- [GOAL] Pick out all lines in the listing holding the string "если" and copy them.

Dataset items:
────────

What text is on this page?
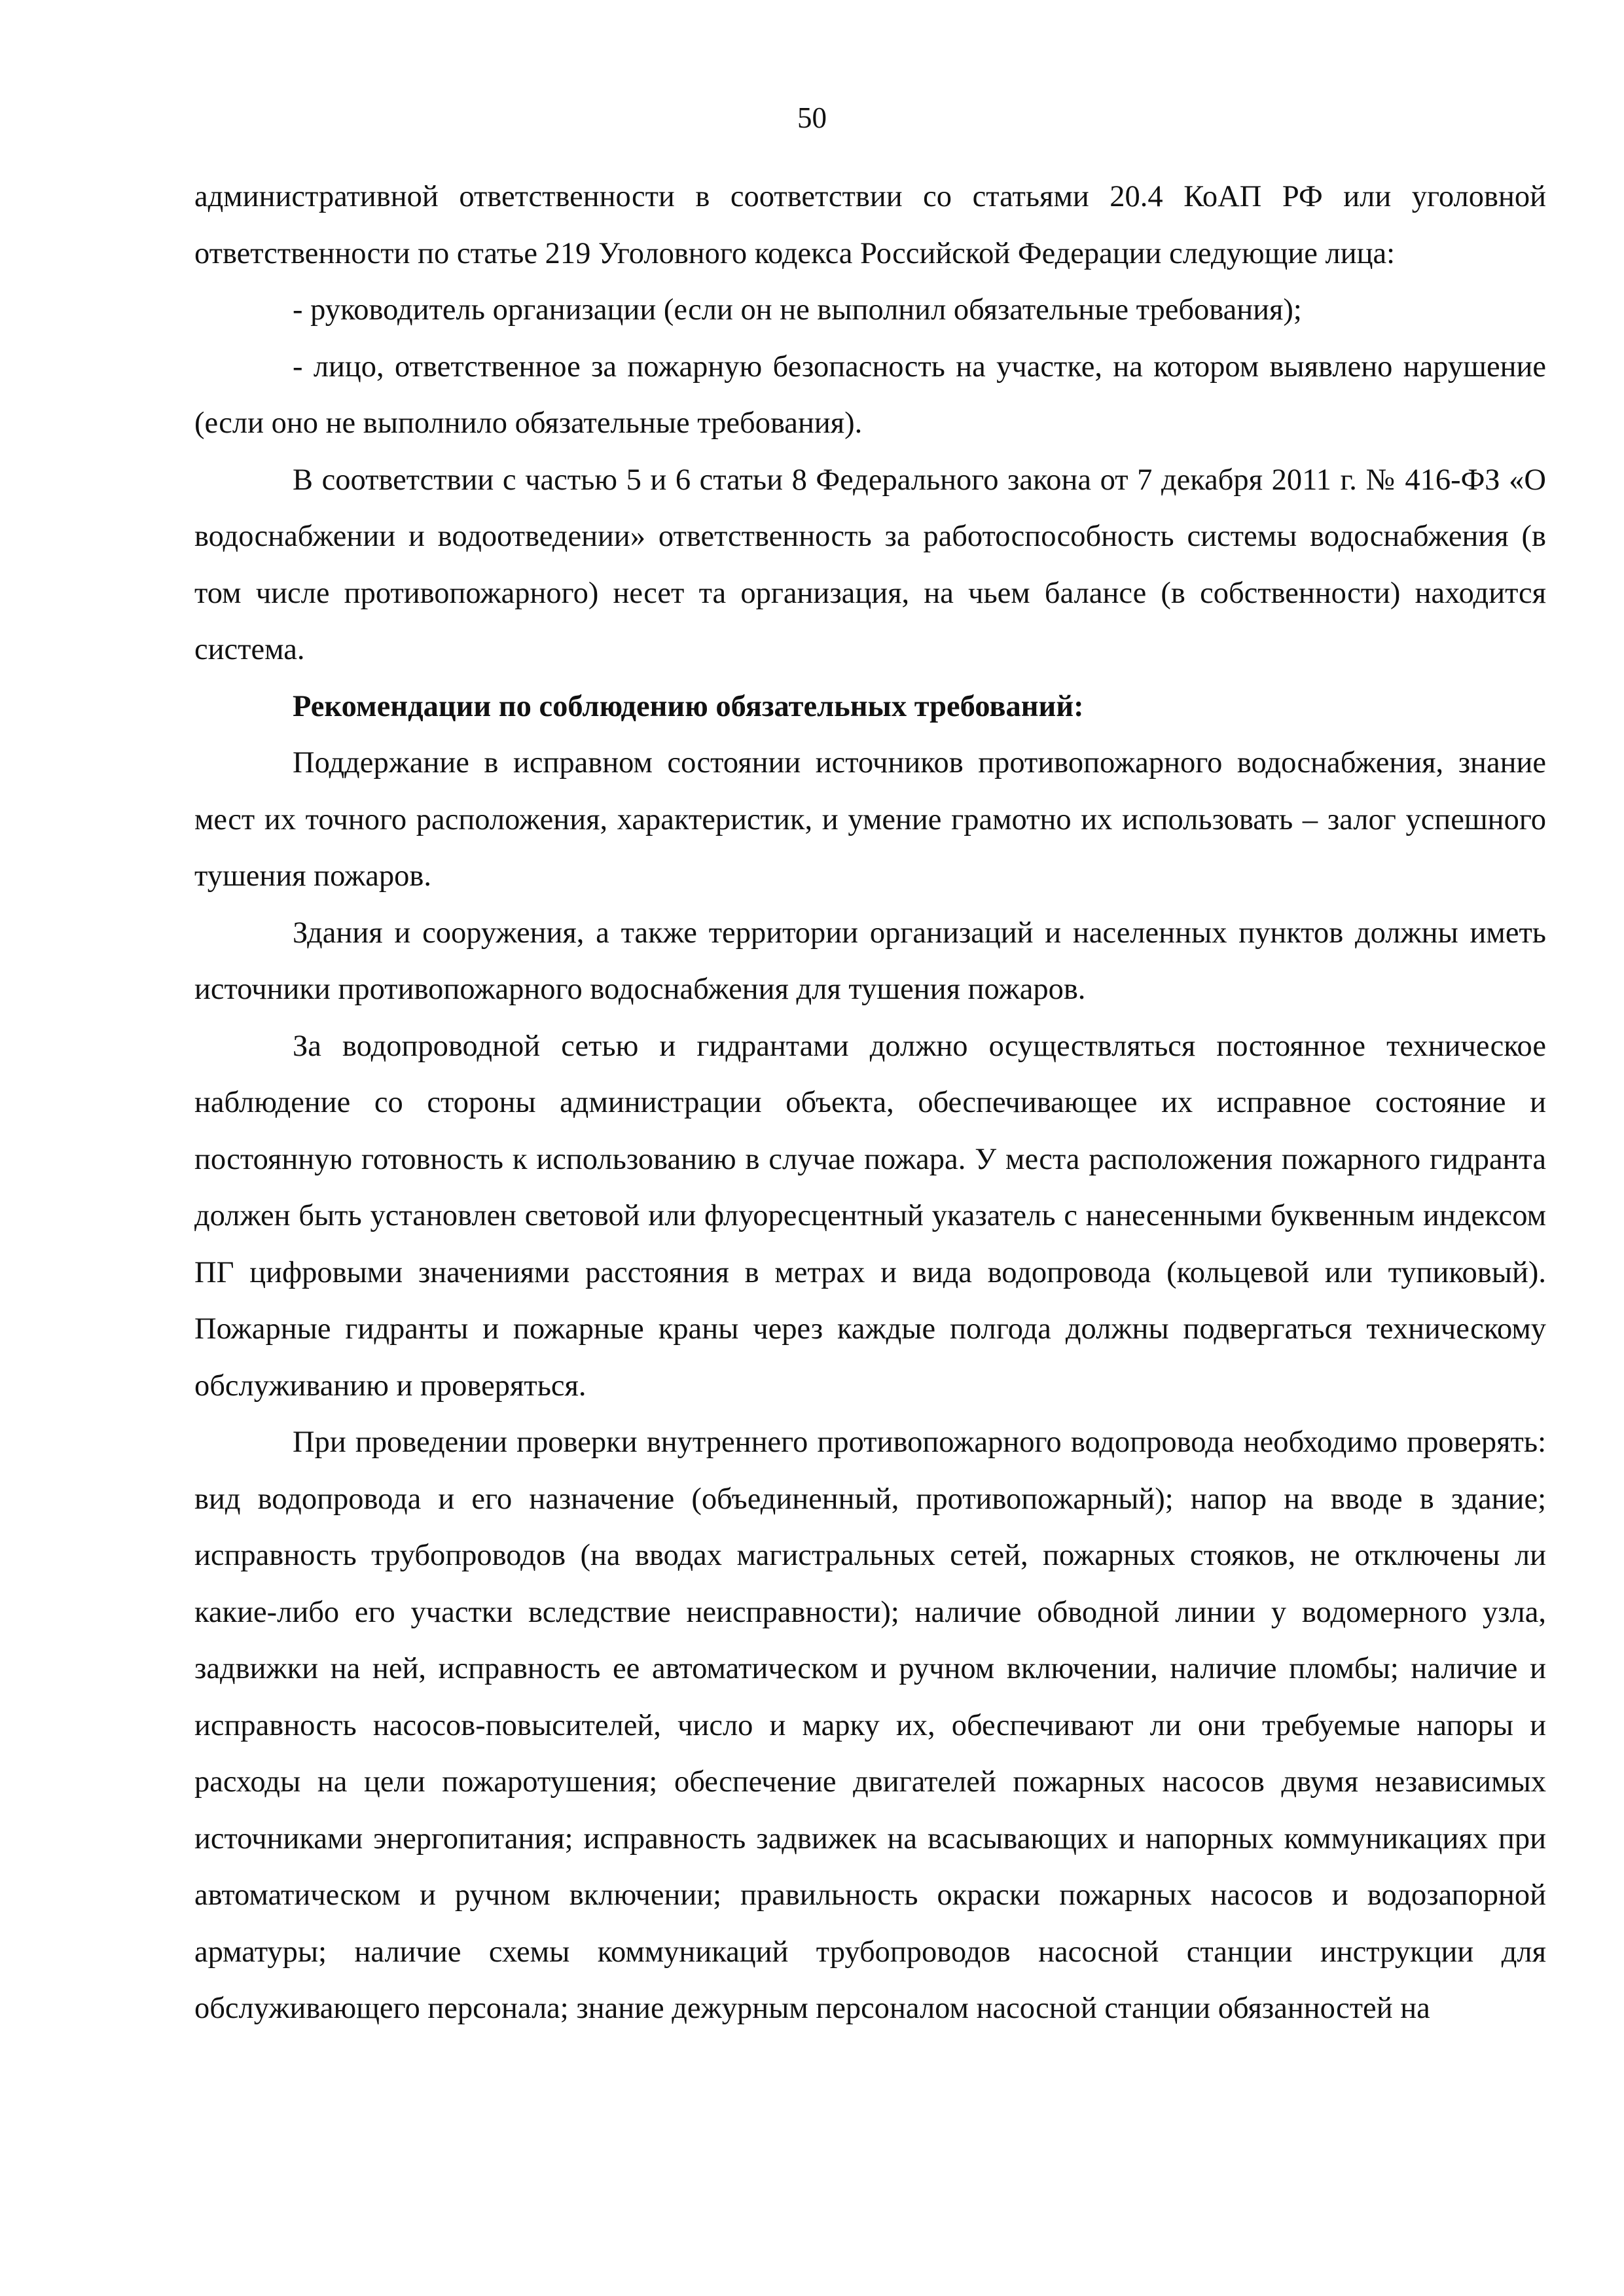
50

административной ответственности в соответствии со статьями 20.4 КоАП РФ или уголовной ответственности по статье 219 Уголовного кодекса Российской Федерации следующие лица:

- руководитель организации (если он не выполнил обязательные требования);

- лицо, ответственное за пожарную безопасность на участке, на котором выявлено нарушение (если оно не выполнило обязательные требования).

В соответствии с частью 5 и 6 статьи 8 Федерального закона от 7 декабря 2011 г. № 416-ФЗ «О водоснабжении и водоотведении» ответственность за работоспособность системы водоснабжения (в том числе противопожарного) несет та организация, на чьем балансе (в собственности) находится система.

Рекомендации по соблюдению обязательных требований:

Поддержание в исправном состоянии источников противопожарного водоснабжения, знание мест их точного расположения, характеристик, и умение грамотно их использовать – залог успешного тушения пожаров.

Здания и сооружения, а также территории организаций и населенных пунктов должны иметь источники противопожарного водоснабжения для тушения пожаров.

За водопроводной сетью и гидрантами должно осуществляться постоянное техническое наблюдение со стороны администрации объекта, обеспечивающее их исправное состояние и постоянную готовность к использованию в случае пожара. У места расположения пожарного гидранта должен быть установлен световой или флуоресцентный указатель с нанесенными буквенным индексом ПГ цифровыми значениями расстояния в метрах и вида водопровода (кольцевой или тупиковый). Пожарные гидранты и пожарные краны через каждые полгода должны подвергаться техническому обслуживанию и проверяться.

При проведении проверки внутреннего противопожарного водопровода необходимо проверять: вид водопровода и его назначение (объединенный, противопожарный); напор на вводе в здание; исправность трубопроводов (на вводах магистральных сетей, пожарных стояков, не отключены ли какие-либо его участки вследствие неисправности); наличие обводной линии у водомерного узла, задвижки на ней, исправность ее автоматическом и ручном включении, наличие пломбы; наличие и исправность насосов-повысителей, число и марку их, обеспечивают ли они требуемые напоры и расходы на цели пожаротушения; обеспечение двигателей пожарных насосов двумя независимых источниками энергопитания; исправность задвижек на всасывающих и напорных коммуникациях при автоматическом и ручном включении; правильность окраски пожарных насосов и водозапорной арматуры; наличие схемы коммуникаций трубопроводов насосной станции инструкции для обслуживающего персонала; знание дежурным персоналом насосной станции обязанностей на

────────

- [CORRECT RESULT]
- руководитель организации (если он не выполнил обязательные требования);
- лицо, ответственное за пожарную безопасность на участке, на котором выявлено нарушение (если оно не выполнило обязательные требования).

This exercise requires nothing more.